*THE TASK*. Reproduce every record below exactly as written, but leave out any pictures.

*DATA FOR THIS TASK*.
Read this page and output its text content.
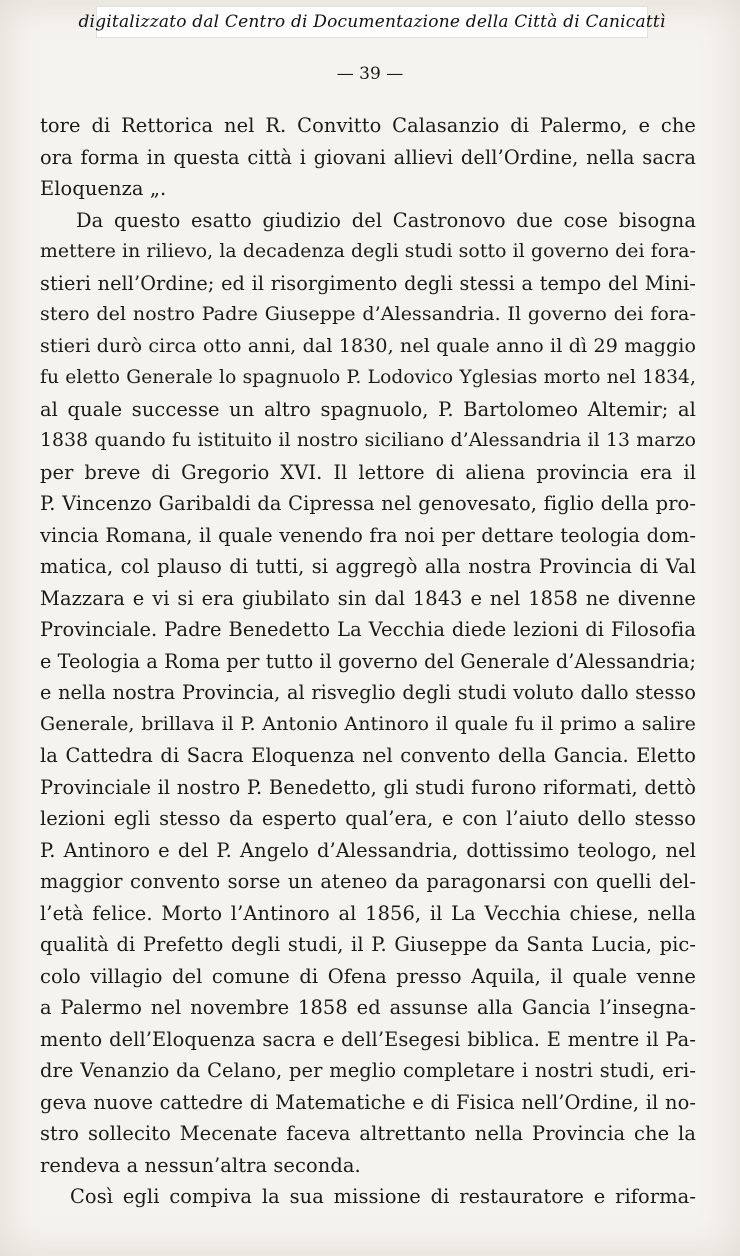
digitalizzato dal Centro di Documentazione della Città di Canicattì
— 39 —
tore di Rettorica nel R. Convitto Calasanzio di Palermo, e che
ora forma in questa città i giovani allievi dell’Ordine, nella sacra
Eloquenza „.
Da questo esatto giudizio del Castronovo due cose bisogna
mettere in rilievo, la decadenza degli studi sotto il governo dei fora-
stieri nell’Ordine; ed il risorgimento degli stessi a tempo del Mini-
stero del nostro Padre Giuseppe d’Alessandria. Il governo dei fora-
stieri durò circa otto anni, dal 1830, nel quale anno il dì 29 maggio
fu eletto Generale lo spagnuolo P. Lodovico Yglesias morto nel 1834,
al quale successe un altro spagnuolo, P. Bartolomeo Altemir; al
1838 quando fu istituito il nostro siciliano d’Alessandria il 13 marzo
per breve di Gregorio XVI. Il lettore di aliena provincia era il
P. Vincenzo Garibaldi da Cipressa nel genovesato, figlio della pro-
vincia Romana, il quale venendo fra noi per dettare teologia dom-
matica, col plauso di tutti, si aggregò alla nostra Provincia di Val
Mazzara e vi si era giubilato sin dal 1843 e nel 1858 ne divenne
Provinciale. Padre Benedetto La Vecchia diede lezioni di Filosofia
e Teologia a Roma per tutto il governo del Generale d’Alessandria;
e nella nostra Provincia, al risveglio degli studi voluto dallo stesso
Generale, brillava il P. Antonio Antinoro il quale fu il primo a salire
la Cattedra di Sacra Eloquenza nel convento della Gancia. Eletto
Provinciale il nostro P. Benedetto, gli studi furono riformati, dettò
lezioni egli stesso da esperto qual’era, e con l’aiuto dello stesso
P. Antinoro e del P. Angelo d’Alessandria, dottissimo teologo, nel
maggior convento sorse un ateneo da paragonarsi con quelli del-
l’età felice. Morto l’Antinoro al 1856, il La Vecchia chiese, nella
qualità di Prefetto degli studi, il P. Giuseppe da Santa Lucia, pic-
colo villagio del comune di Ofena presso Aquila, il quale venne
a Palermo nel novembre 1858 ed assunse alla Gancia l’insegna-
mento dell’Eloquenza sacra e dell’Esegesi biblica. E mentre il Pa-
dre Venanzio da Celano, per meglio completare i nostri studi, eri-
geva nuove cattedre di Matematiche e di Fisica nell’Ordine, il no-
stro sollecito Mecenate faceva altrettanto nella Provincia che la
rendeva a nessun’altra seconda.
Così egli compiva la sua missione di restauratore e riforma-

*TASK RESULT*.
Read this page and output its text content.
digitalizzato dal Centro di Documentazione della Città di Canicattì
— 39 —
tore di Rettorica nel R. Convitto Calasanzio di Palermo, e che
ora forma in questa città i giovani allievi dell’Ordine, nella sacra
Eloquenza „.
Da questo esatto giudizio del Castronovo due cose bisogna
mettere in rilievo, la decadenza degli studi sotto il governo dei fora-
stieri nell’Ordine; ed il risorgimento degli stessi a tempo del Mini-
stero del nostro Padre Giuseppe d’Alessandria. Il governo dei fora-
stieri durò circa otto anni, dal 1830, nel quale anno il dì 29 maggio
fu eletto Generale lo spagnuolo P. Lodovico Yglesias morto nel 1834,
al quale successe un altro spagnuolo, P. Bartolomeo Altemir; al
1838 quando fu istituito il nostro siciliano d’Alessandria il 13 marzo
per breve di Gregorio XVI. Il lettore di aliena provincia era il
P. Vincenzo Garibaldi da Cipressa nel genovesato, figlio della pro-
vincia Romana, il quale venendo fra noi per dettare teologia dom-
matica, col plauso di tutti, si aggregò alla nostra Provincia di Val
Mazzara e vi si era giubilato sin dal 1843 e nel 1858 ne divenne
Provinciale. Padre Benedetto La Vecchia diede lezioni di Filosofia
e Teologia a Roma per tutto il governo del Generale d’Alessandria;
e nella nostra Provincia, al risveglio degli studi voluto dallo stesso
Generale, brillava il P. Antonio Antinoro il quale fu il primo a salire
la Cattedra di Sacra Eloquenza nel convento della Gancia. Eletto
Provinciale il nostro P. Benedetto, gli studi furono riformati, dettò
lezioni egli stesso da esperto qual’era, e con l’aiuto dello stesso
P. Antinoro e del P. Angelo d’Alessandria, dottissimo teologo, nel
maggior convento sorse un ateneo da paragonarsi con quelli del-
l’età felice. Morto l’Antinoro al 1856, il La Vecchia chiese, nella
qualità di Prefetto degli studi, il P. Giuseppe da Santa Lucia, pic-
colo villagio del comune di Ofena presso Aquila, il quale venne
a Palermo nel novembre 1858 ed assunse alla Gancia l’insegna-
mento dell’Eloquenza sacra e dell’Esegesi biblica. E mentre il Pa-
dre Venanzio da Celano, per meglio completare i nostri studi, eri-
geva nuove cattedre di Matematiche e di Fisica nell’Ordine, il no-
stro sollecito Mecenate faceva altrettanto nella Provincia che la
rendeva a nessun’altra seconda.
Così egli compiva la sua missione di restauratore e riforma-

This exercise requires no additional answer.